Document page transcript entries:
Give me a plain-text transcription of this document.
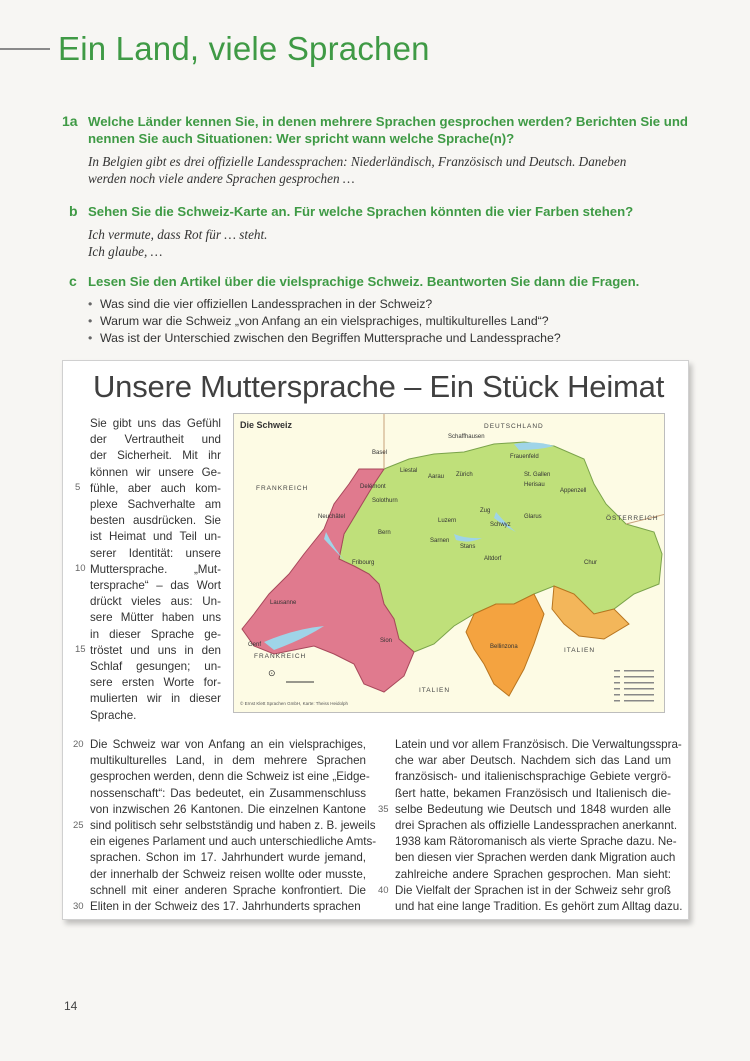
Ein Land, viele Sprachen
1a Welche Länder kennen Sie, in denen mehrere Sprachen gesprochen werden? Berichten Sie und
nennen Sie auch Situationen: Wer spricht wann welche Sprache(n)?
In Belgien gibt es drei offizielle Landessprachen: Niederländisch, Französisch und Deutsch. Daneben
werden noch viele andere Sprachen gesprochen …
b Sehen Sie die Schweiz-Karte an. Für welche Sprachen könnten die vier Farben stehen?
Ich vermute, dass Rot für … steht.
Ich glaube, …
c Lesen Sie den Artikel über die vielsprachige Schweiz. Beantworten Sie dann die Fragen.
• Was sind die vier offiziellen Landessprachen in der Schweiz?
• Warum war die Schweiz „von Anfang an ein vielsprachiges, multikulturelles Land“?
• Was ist der Unterschied zwischen den Begriffen Muttersprache und Landessprache?
Unsere Muttersprache – Ein Stück Heimat
Sie gibt uns das Gefühl
der Vertrautheit und
der Sicherheit. Mit ihr
können wir unsere Ge-
fühle, aber auch kom-
plexe Sachverhalte am
besten ausdrücken. Sie
ist Heimat und Teil un-
serer Identität: unsere
Muttersprache. „Mut-
tersprache“ – das Wort
drückt vieles aus: Un-
sere Mütter haben uns
in dieser Sprache ge-
tröstet und uns in den
Schlaf gesungen; un-
sere ersten Worte for-
mulierten wir in dieser
Sprache.
5
10
15
Die Schweiz	DEUTSCHLAND
FRANKREICH
ÖSTERREICH
ITALIEN
FRANKREICH
ITALIEN
Basel
Schaffhausen
Frauenfeld
Liestal
Aarau Zürich	St. Gallen
Herisau
Appenzell
Delémont
Solothurn
Luzern
Zug
Schwyz
Glarus
Neuchâtel
Bern
Sarnen
Stans
Altdorf
Fribourg	Chur
Lausanne
Sion
Genf	Bellinzona
⊙
© Ernst Klett Sprachen GmbH, Karte: Theiss Heidolph
Die Schweiz war von Anfang an ein vielsprachiges,
multikulturelles Land, in dem mehrere Sprachen
gesprochen werden, denn die Schweiz ist eine „Eidge-
nossenschaft“: Das bedeutet, ein Zusammenschluss
von inzwischen 26 Kantonen. Die einzelnen Kantone
sind politisch sehr selbstständig und haben z. B. jeweils
ein eigenes Parlament und auch unterschiedliche Amts-
sprachen. Schon im 17. Jahrhundert wurde jemand,
der innerhalb der Schweiz reisen wollte oder musste,
schnell mit einer anderen Sprache konfrontiert. Die
Eliten in der Schweiz des 17. Jahrhunderts sprachen
20
25
30
Latein und vor allem Französisch. Die Verwaltungsspra-
che war aber Deutsch. Nachdem sich das Land um
französisch- und italienischsprachige Gebiete vergrö-
ßert hatte, bekamen Französisch und Italienisch die-
selbe Bedeutung wie Deutsch und 1848 wurden alle
drei Sprachen als offizielle Landessprachen anerkannt.
1938 kam Rätoromanisch als vierte Sprache dazu. Ne-
ben diesen vier Sprachen werden dank Migration auch
zahlreiche andere Sprachen gesprochen. Man sieht:
Die Vielfalt der Sprachen ist in der Schweiz sehr groß
und hat eine lange Tradition. Es gehört zum Alltag dazu.
35
40
14
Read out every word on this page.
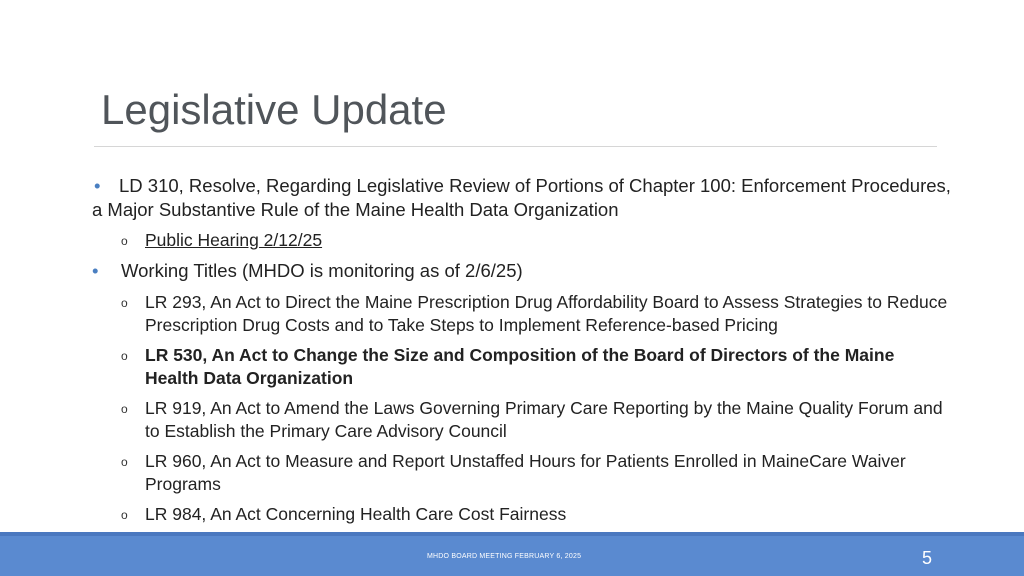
Legislative Update

• LD 310, Resolve, Regarding Legislative Review of Portions of Chapter 100: Enforcement Procedures, a Major Substantive Rule of the Maine Health Data Organization

o Public Hearing 2/12/25

• Working Titles (MHDO is monitoring as of 2/6/25)

o LR 293, An Act to Direct the Maine Prescription Drug Affordability Board to Assess Strategies to Reduce Prescription Drug Costs and to Take Steps to Implement Reference-based Pricing

o LR 530, An Act to Change the Size and Composition of the Board of Directors of the Maine Health Data Organization

o LR 919, An Act to Amend the Laws Governing Primary Care Reporting by the Maine Quality Forum and to Establish the Primary Care Advisory Council

o LR 960, An Act to Measure and Report Unstaffed Hours for Patients Enrolled in MaineCare Waiver Programs

o LR 984, An Act Concerning Health Care Cost Fairness

MHDO BOARD MEETING FEBRUARY 6, 2025	5
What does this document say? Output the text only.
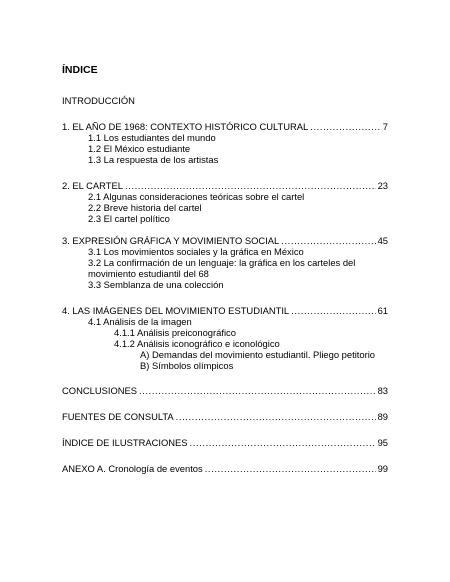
ÍNDICE
INTRODUCCIÓN
1. EL AÑO DE 1968: CONTEXTO HISTÓRICO CULTURAL .....	7
1.1 Los estudiantes del mundo
1.2 El México estudiante
1.3 La respuesta de los artistas
2. EL CARTEL .....	23
2.1 Algunas consideraciones teóricas sobre el cartel
2.2 Breve historia del cartel
2.3 El cartel político
3. EXPRESIÓN GRÁFICA Y MOVIMIENTO SOCIAL .....	45
3.1 Los movimientos sociales y la gráfica en México
3.2 La confirmación de un lenguaje: la gráfica en los carteles del
movimiento estudiantil del 68
3.3 Semblanza de una colección
4. LAS IMÁGENES DEL MOVIMIENTO ESTUDIANTIL .....	61
4.1 Análisis de la imagen
4.1.1 Análisis preiconográfico
4.1.2 Análisis iconográfico e iconológico
A) Demandas del movimiento estudiantil. Pliego petitorio
B) Símbolos olímpicos
CONCLUSIONES .....	83
FUENTES DE CONSULTA .....	89
ÍNDICE DE ILUSTRACIONES .....	95
ANEXO A. Cronología de eventos .....	99
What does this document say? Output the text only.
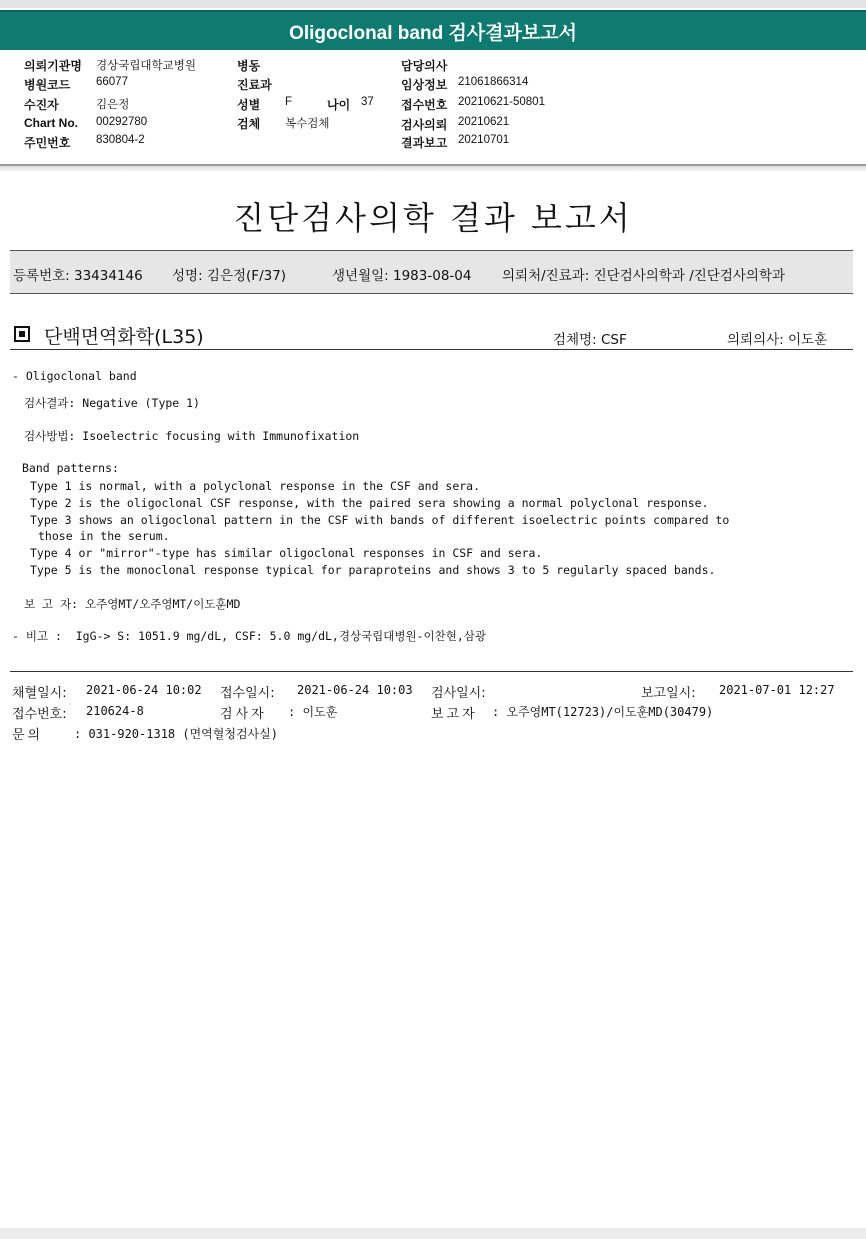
Oligoclonal band 검사결과보고서
의뢰기관명 경상국립대학교병원
병원코드 66077
수진자	김은정
Chart No. 00292780
주민번호 830804-2
병동
진료과
성별 F	나이 37
검체 복수검체
담당의사
임상정보 21061866314
접수번호 20210621-50801
검사의뢰 20210621
결과보고 20210701
진단검사의학 결과 보고서
등록번호: 33434146 성명: 김은정(F/37)	생년월일: 1983-08-04 의뢰처/진료과: 진단검사의학과 /진단검사의학과
단백면역화학(L35)	검체명: CSF	의뢰의사: 이도훈
- Oligoclonal band
검사결과: Negative (Type 1)
검사방법: Isoelectric focusing with Immunofixation
Band patterns:
Type 1 is normal, with a polyclonal response in the CSF and sera.
Type 2 is the oligoclonal CSF response, with the paired sera showing a normal polyclonal response.
Type 3 shows an oligoclonal pattern in the CSF with bands of different isoelectric points compared to
those in the serum.
Type 4 or "mirror"-type has similar oligoclonal responses in CSF and sera.
Type 5 is the monoclonal response typical for paraproteins and shows 3 to 5 regularly spaced bands.
보 고 자: 오주영MT/오주영MT/이도훈MD
- 비고 :  IgG-> S: 1051.9 mg/dL, CSF: 5.0 mg/dL,경상국립대병원-이찬현,삼광
채혈일시: 2021-06-24 10:02 접수일시: 2021-06-24 10:03 검사일시:	보고일시: 2021-07-01 12:27
접수번호: 210624-8	검사자 : 이도훈	보고자 : 오주영MT(12723)/이도훈MD(30479)
문의	: 031-920-1318 (면역혈청검사실)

* **ASSIGNMENT**:
Check each line in the data for the word "drei", then report only how many lines contain it.

* **ANSWER AREA**:
2